**What the task requires**
Retype every line of the records below character for character, leaving out the pictures.

**Records for processing**

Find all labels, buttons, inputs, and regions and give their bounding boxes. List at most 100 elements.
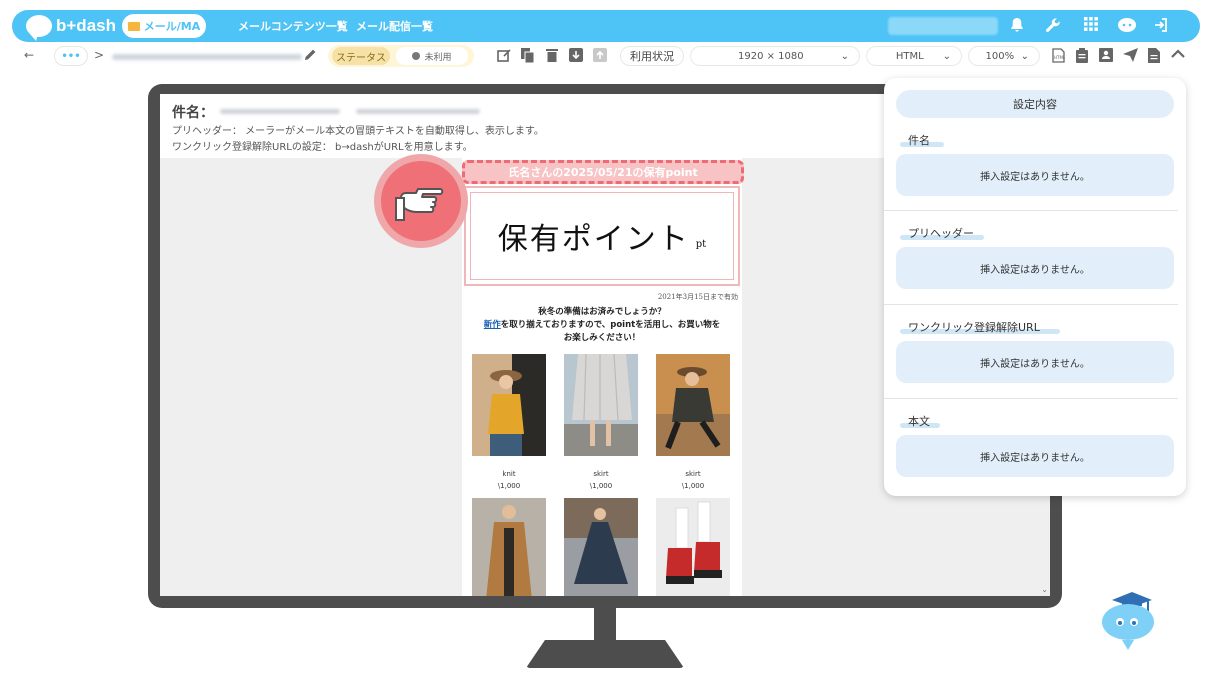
copy-icon[interactable] [520, 48, 536, 64]
breadcrumb-more-button[interactable]: ••• [54, 46, 88, 66]
product-photo-knit [472, 354, 546, 456]
zoom-value: 100% [985, 50, 1015, 62]
product-price: \1,000 [589, 482, 613, 490]
scroll-down-icon[interactable]: ⌄ [1041, 585, 1048, 594]
points-title: 保有ポイント [497, 222, 690, 257]
product-photo-skirt [564, 353, 638, 456]
breadcrumb-blurred [112, 54, 302, 60]
monitor-neck [594, 608, 616, 644]
breadcrumb-separator: > [94, 48, 105, 62]
valid-until: 2021年3月15日まで有効 [657, 293, 738, 301]
hand-pointer-badge [374, 154, 468, 248]
product-name: skirt [593, 470, 609, 478]
pencil-icon[interactable] [302, 48, 318, 64]
support-chat-icon[interactable] [1116, 17, 1138, 35]
product-price: \1,000 [681, 482, 705, 490]
mode-switch-button[interactable]: メール/MA [122, 14, 206, 38]
subject-blurred [220, 109, 340, 114]
section-label-body: 本文 [908, 415, 930, 428]
section-value-preheader: 挿入設定はありません。 [896, 247, 1174, 289]
settings-panel: 設定内容 件名 挿入設定はありません。 プリヘッダー 挿入設定はありません。 ワ… [884, 78, 1186, 496]
logout-icon[interactable] [1152, 17, 1170, 35]
chevron-up-icon[interactable] [1170, 48, 1186, 64]
product-price: \1,000 [497, 482, 521, 490]
format-select[interactable]: HTML ⌄ [866, 46, 962, 66]
edit-icon[interactable] [496, 48, 512, 64]
more-dots: ••• [61, 50, 81, 62]
preheader-line: プリヘッダー： メーラーがメール本文の冒頭テキストを自動取得し、表示します。 [172, 126, 544, 137]
status-toggle[interactable]: ステータス 未利用 [328, 45, 474, 67]
product-name: knit [502, 470, 516, 478]
hand-pointer-icon [381, 161, 461, 241]
status-value-text: 未利用 [424, 52, 452, 63]
section-label-subject: 件名 [908, 134, 930, 147]
resolution-select[interactable]: 1920 × 1080 ⌄ [690, 46, 860, 66]
new-arrival-link[interactable]: 新作 [484, 320, 501, 330]
product-name: skirt [685, 470, 701, 478]
html-file-icon[interactable]: HTML [1050, 48, 1066, 64]
clipboard-icon[interactable] [1074, 48, 1090, 64]
status-value: 未利用 [396, 47, 468, 65]
divider [884, 304, 1178, 305]
status-dot-icon [412, 52, 421, 60]
section-label-preheader: プリヘッダー [908, 227, 974, 240]
grid-apps-icon[interactable] [1082, 17, 1100, 35]
section-value-body: 挿入設定はありません。 [896, 435, 1174, 477]
intro-text: 秋冬の準備はお済みでしょうか？ 新作を取り揃えておりますので、pointを活用し… [462, 306, 742, 345]
trash-icon[interactable] [544, 48, 560, 64]
contact-card-icon[interactable] [1098, 48, 1114, 64]
envelope-icon [127, 21, 140, 31]
usage-label: 利用状況 [630, 50, 674, 63]
intro-line-3: お楽しみください！ [563, 333, 641, 343]
usage-status-button[interactable]: 利用状況 [620, 46, 684, 66]
product-card[interactable] [656, 498, 730, 596]
mode-label: メール/MA [143, 20, 201, 33]
wrench-icon[interactable] [1044, 17, 1062, 35]
product-card[interactable]: skirt \1,000 [564, 353, 638, 490]
chevron-down-icon: ⌄ [1020, 50, 1029, 62]
logo-text: b+dash [56, 16, 116, 35]
svg-text:HTML: HTML [1054, 55, 1065, 60]
subject-label: 件名： [172, 105, 214, 121]
chevron-down-icon: ⌄ [840, 50, 849, 62]
back-arrow-icon[interactable]: ← [24, 48, 34, 62]
product-card[interactable] [472, 498, 546, 596]
divider [884, 210, 1178, 211]
divider [884, 398, 1178, 399]
product-card[interactable] [564, 498, 638, 596]
chevron-down-icon: ⌄ [942, 50, 951, 62]
send-icon[interactable] [1122, 48, 1138, 64]
resolution-value: 1920 × 1080 [737, 50, 804, 62]
zoom-select[interactable]: 100% ⌄ [968, 46, 1040, 66]
points-banner[interactable]: 氏名さんの2025/05/21の保有point [462, 160, 744, 184]
section-value-subject: 挿入設定はありません。 [896, 154, 1174, 196]
upload-icon[interactable] [592, 48, 608, 64]
intro-line-2-rest: を取り揃えておりますので、pointを活用し、お買い物を [500, 320, 721, 330]
product-card[interactable]: knit \1,000 [472, 354, 546, 490]
top-header: b+dash メール/MA メールコンテンツ一覧 メール配信一覧 [12, 10, 1200, 42]
status-label: ステータス [332, 47, 390, 65]
bdash-logo[interactable]: b+dash [26, 14, 116, 41]
points-box: 保有ポイント pt [464, 186, 740, 286]
monitor-stand [526, 640, 684, 668]
section-label-unsubscribe: ワンクリック登録解除URL [908, 321, 1040, 334]
points-unit: pt [695, 238, 707, 250]
product-card[interactable]: skirt \1,000 [656, 354, 730, 490]
product-photo-skirt [656, 354, 730, 456]
bell-icon[interactable] [1008, 17, 1026, 35]
email-body: 氏名さんの2025/05/21の保有point 保有ポイント pt 2021年3… [462, 158, 744, 596]
nav-mail-contents[interactable]: メールコンテンツ一覧 [238, 18, 348, 34]
toolbar: ← ••• > ステータス 未利用 利用状況 1920 × 1080 ⌄ HTM… [8, 44, 1200, 70]
download-icon[interactable] [568, 48, 584, 64]
format-value: HTML [895, 50, 924, 62]
product-photo-sneakers [656, 498, 730, 596]
intro-line-2: 新作を取り揃えておりますので、pointを活用し、お買い物を [462, 319, 742, 332]
points-inner: 保有ポイント pt [470, 192, 734, 280]
panel-title: 設定内容 [896, 90, 1174, 118]
intro-line-1: 秋冬の準備はお済みでしょうか？ [538, 307, 666, 317]
subject-blurred [356, 109, 480, 114]
logo-bubble-icon [26, 15, 52, 41]
mascot-brain-icon[interactable] [1098, 590, 1160, 652]
nav-mail-delivery[interactable]: メール配信一覧 [356, 18, 433, 34]
document-icon[interactable] [1146, 48, 1162, 64]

**Reply**
Find all labels, buttons, inputs, and regions and give their bounding boxes. List at most 100 elements.
copy-icon[interactable] [520, 48, 536, 64]
breadcrumb-more-button[interactable]: ••• [54, 46, 88, 66]
product-photo-knit [472, 354, 546, 456]
zoom-value: 100% [985, 50, 1015, 62]
product-price: \1,000 [589, 482, 613, 490]
scroll-down-icon[interactable]: ⌄ [1041, 585, 1048, 594]
points-title: 保有ポイント [497, 222, 690, 257]
product-photo-skirt [564, 353, 638, 456]
breadcrumb-blurred [112, 54, 302, 60]
monitor-neck [594, 608, 616, 644]
breadcrumb-separator: > [94, 48, 105, 62]
valid-until: 2021年3月15日まで有効 [657, 293, 738, 301]
hand-pointer-badge [374, 154, 468, 248]
product-name: skirt [593, 470, 609, 478]
pencil-icon[interactable] [302, 48, 318, 64]
support-chat-icon[interactable] [1116, 17, 1138, 35]
product-price: \1,000 [681, 482, 705, 490]
mode-switch-button[interactable]: メール/MA [122, 14, 206, 38]
subject-blurred [220, 109, 340, 114]
section-label-body: 本文 [908, 415, 930, 428]
section-value-preheader: 挿入設定はありません。 [896, 247, 1174, 289]
settings-panel: 設定内容 件名 挿入設定はありません。 プリヘッダー 挿入設定はありません。 ワ… [884, 78, 1186, 496]
logout-icon[interactable] [1152, 17, 1170, 35]
chevron-up-icon[interactable] [1170, 48, 1186, 64]
product-price: \1,000 [497, 482, 521, 490]
format-select[interactable]: HTML ⌄ [866, 46, 962, 66]
edit-icon[interactable] [496, 48, 512, 64]
more-dots: ••• [61, 50, 81, 62]
preheader-line: プリヘッダー： メーラーがメール本文の冒頭テキストを自動取得し、表示します。 [172, 126, 544, 137]
status-toggle[interactable]: ステータス 未利用 [328, 45, 474, 67]
product-name: knit [502, 470, 516, 478]
hand-pointer-icon [381, 161, 461, 241]
status-value-text: 未利用 [424, 52, 452, 63]
section-label-subject: 件名 [908, 134, 930, 147]
resolution-select[interactable]: 1920 × 1080 ⌄ [690, 46, 860, 66]
new-arrival-link[interactable]: 新作 [484, 320, 501, 330]
product-name: skirt [685, 470, 701, 478]
html-file-icon[interactable]: HTML [1050, 48, 1066, 64]
clipboard-icon[interactable] [1074, 48, 1090, 64]
status-value: 未利用 [396, 47, 468, 65]
divider [884, 304, 1178, 305]
status-dot-icon [412, 52, 421, 60]
section-label-preheader: プリヘッダー [908, 227, 974, 240]
grid-apps-icon[interactable] [1082, 17, 1100, 35]
section-value-body: 挿入設定はありません。 [896, 435, 1174, 477]
intro-text: 秋冬の準備はお済みでしょうか？ 新作を取り揃えておりますので、pointを活用し… [462, 306, 742, 345]
trash-icon[interactable] [544, 48, 560, 64]
contact-card-icon[interactable] [1098, 48, 1114, 64]
envelope-icon [127, 21, 140, 31]
usage-label: 利用状況 [630, 50, 674, 63]
intro-line-3: お楽しみください！ [563, 333, 641, 343]
usage-status-button[interactable]: 利用状況 [620, 46, 684, 66]
product-card[interactable] [656, 498, 730, 596]
mode-label: メール/MA [143, 20, 201, 33]
wrench-icon[interactable] [1044, 17, 1062, 35]
product-card[interactable]: skirt \1,000 [564, 353, 638, 490]
chevron-down-icon: ⌄ [1020, 50, 1029, 62]
logo-text: b+dash [56, 16, 116, 35]
svg-text:HTML: HTML [1054, 55, 1065, 60]
subject-label: 件名： [172, 105, 214, 121]
chevron-down-icon: ⌄ [840, 50, 849, 62]
back-arrow-icon[interactable]: ← [24, 48, 34, 62]
product-card[interactable] [472, 498, 546, 596]
divider [884, 210, 1178, 211]
divider [884, 398, 1178, 399]
product-card[interactable] [564, 498, 638, 596]
chevron-down-icon: ⌄ [942, 50, 951, 62]
send-icon[interactable] [1122, 48, 1138, 64]
resolution-value: 1920 × 1080 [737, 50, 804, 62]
zoom-select[interactable]: 100% ⌄ [968, 46, 1040, 66]
points-banner[interactable]: 氏名さんの2025/05/21の保有point [462, 160, 744, 184]
section-value-subject: 挿入設定はありません。 [896, 154, 1174, 196]
upload-icon[interactable] [592, 48, 608, 64]
intro-line-2-rest: を取り揃えておりますので、pointを活用し、お買い物を [500, 320, 721, 330]
product-card[interactable]: knit \1,000 [472, 354, 546, 490]
top-header: b+dash メール/MA メールコンテンツ一覧 メール配信一覧 [12, 10, 1200, 42]
status-label: ステータス [332, 47, 390, 65]
bdash-logo[interactable]: b+dash [26, 14, 116, 41]
points-box: 保有ポイント pt [464, 186, 740, 286]
monitor-stand [526, 640, 684, 668]
section-label-unsubscribe: ワンクリック登録解除URL [908, 321, 1040, 334]
points-unit: pt [695, 238, 707, 250]
product-card[interactable]: skirt \1,000 [656, 354, 730, 490]
product-photo-skirt [656, 354, 730, 456]
bell-icon[interactable] [1008, 17, 1026, 35]
email-body: 氏名さんの2025/05/21の保有point 保有ポイント pt 2021年3… [462, 158, 744, 596]
nav-mail-contents[interactable]: メールコンテンツ一覧 [238, 18, 348, 34]
toolbar: ← ••• > ステータス 未利用 利用状況 1920 × 1080 ⌄ HTM… [8, 44, 1200, 70]
download-icon[interactable] [568, 48, 584, 64]
format-value: HTML [895, 50, 924, 62]
product-photo-sneakers [656, 498, 730, 596]
intro-line-2: 新作を取り揃えておりますので、pointを活用し、お買い物を [462, 319, 742, 332]
points-inner: 保有ポイント pt [470, 192, 734, 280]
panel-title: 設定内容 [896, 90, 1174, 118]
intro-line-1: 秋冬の準備はお済みでしょうか？ [538, 307, 666, 317]
subject-blurred [356, 109, 480, 114]
logo-bubble-icon [26, 15, 52, 41]
mascot-brain-icon[interactable] [1098, 590, 1160, 652]
nav-mail-delivery[interactable]: メール配信一覧 [356, 18, 433, 34]
document-icon[interactable] [1146, 48, 1162, 64]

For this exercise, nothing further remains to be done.